## SHORT TASK
Drop the images; return everything else in the listing below exactly.

(Saved entries)

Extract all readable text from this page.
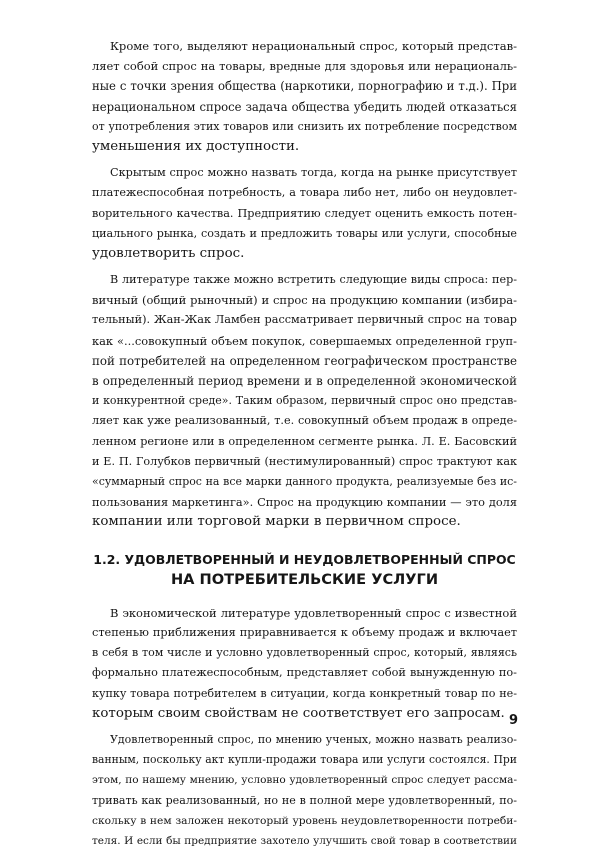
Кроме того, выделяют нерациональный спрос, который представ-
ляет собой спрос на товары, вредные для здоровья или нерациональ-
ные с точки зрения общества (наркотики, порнографию и т.д.). При
нерациональном спросе задача общества убедить людей отказаться
от употребления этих товаров или снизить их потребление посредством
уменьшения их доступности.
Скрытым спрос можно назвать тогда, когда на рынке присутствует
платежеспособная потребность, а товара либо нет, либо он неудовлет-
ворительного качества. Предприятию следует оценить емкость потен-
циального рынка, создать и предложить товары или услуги, способные
удовлетворить спрос.
В литературе также можно встретить следующие виды спроса: пер-
вичный (общий рыночный) и спрос на продукцию компании (избира-
тельный). Жан-Жак Ламбен рассматривает первичный спрос на товар
как «...совокупный объем покупок, совершаемых определенной груп-
пой потребителей на определенном географическом пространстве
в определенный период времени и в определенной экономической
и конкурентной среде». Таким образом, первичный спрос оно представ-
ляет как уже реализованный, т.е. совокупный объем продаж в опреде-
ленном регионе или в определенном сегменте рынка. Л. Е. Басовский
и Е. П. Голубков первичный (нестимулированный) спрос трактуют как
«суммарный спрос на все марки данного продукта, реализуемые без ис-
пользования маркетинга». Спрос на продукцию компании — это доля
компании или торговой марки в первичном спросе.
1.2. УДОВЛЕТВОРЕННЫЙ И НЕУДОВЛЕТВОРЕННЫЙ СПРОС
НА ПОТРЕБИТЕЛЬСКИЕ УСЛУГИ
В экономической литературе удовлетворенный спрос с известной
степенью приближения приравнивается к объему продаж и включает
в себя в том числе и условно удовлетворенный спрос, который, являясь
формально платежеспособным, представляет собой вынужденную по-
купку товара потребителем в ситуации, когда конкретный товар по не-
которым своим свойствам не соответствует его запросам.
Удовлетворенный спрос, по мнению ученых, можно назвать реализо-
ванным, поскольку акт купли-продажи товара или услуги состоялся. При
этом, по нашему мнению, условно удовлетворенный спрос следует рассма-
тривать как реализованный, но не в полной мере удовлетворенный, по-
скольку в нем заложен некоторый уровень неудовлетворенности потреби-
теля. И если бы предприятие захотело улучшить свой товар в соответствии
9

## PROBLEM SOLUTION
Extract all readable text from this page.
Кроме того, выделяют нерациональный спрос, который представ-
ляет собой спрос на товары, вредные для здоровья или нерациональ-
ные с точки зрения общества (наркотики, порнографию и т.д.). При
нерациональном спросе задача общества убедить людей отказаться
от употребления этих товаров или снизить их потребление посредством
уменьшения их доступности.
Скрытым спрос можно назвать тогда, когда на рынке присутствует
платежеспособная потребность, а товара либо нет, либо он неудовлет-
ворительного качества. Предприятию следует оценить емкость потен-
циального рынка, создать и предложить товары или услуги, способные
удовлетворить спрос.
В литературе также можно встретить следующие виды спроса: пер-
вичный (общий рыночный) и спрос на продукцию компании (избира-
тельный). Жан-Жак Ламбен рассматривает первичный спрос на товар
как «...совокупный объем покупок, совершаемых определенной груп-
пой потребителей на определенном географическом пространстве
в определенный период времени и в определенной экономической
и конкурентной среде». Таким образом, первичный спрос оно представ-
ляет как уже реализованный, т.е. совокупный объем продаж в опреде-
ленном регионе или в определенном сегменте рынка. Л. Е. Басовский
и Е. П. Голубков первичный (нестимулированный) спрос трактуют как
«суммарный спрос на все марки данного продукта, реализуемые без ис-
пользования маркетинга». Спрос на продукцию компании — это доля
компании или торговой марки в первичном спросе.
1.2. УДОВЛЕТВОРЕННЫЙ И НЕУДОВЛЕТВОРЕННЫЙ СПРОС
НА ПОТРЕБИТЕЛЬСКИЕ УСЛУГИ
В экономической литературе удовлетворенный спрос с известной
степенью приближения приравнивается к объему продаж и включает
в себя в том числе и условно удовлетворенный спрос, который, являясь
формально платежеспособным, представляет собой вынужденную по-
купку товара потребителем в ситуации, когда конкретный товар по не-
которым своим свойствам не соответствует его запросам.
Удовлетворенный спрос, по мнению ученых, можно назвать реализо-
ванным, поскольку акт купли-продажи товара или услуги состоялся. При
этом, по нашему мнению, условно удовлетворенный спрос следует рассма-
тривать как реализованный, но не в полной мере удовлетворенный, по-
скольку в нем заложен некоторый уровень неудовлетворенности потреби-
теля. И если бы предприятие захотело улучшить свой товар в соответствии
9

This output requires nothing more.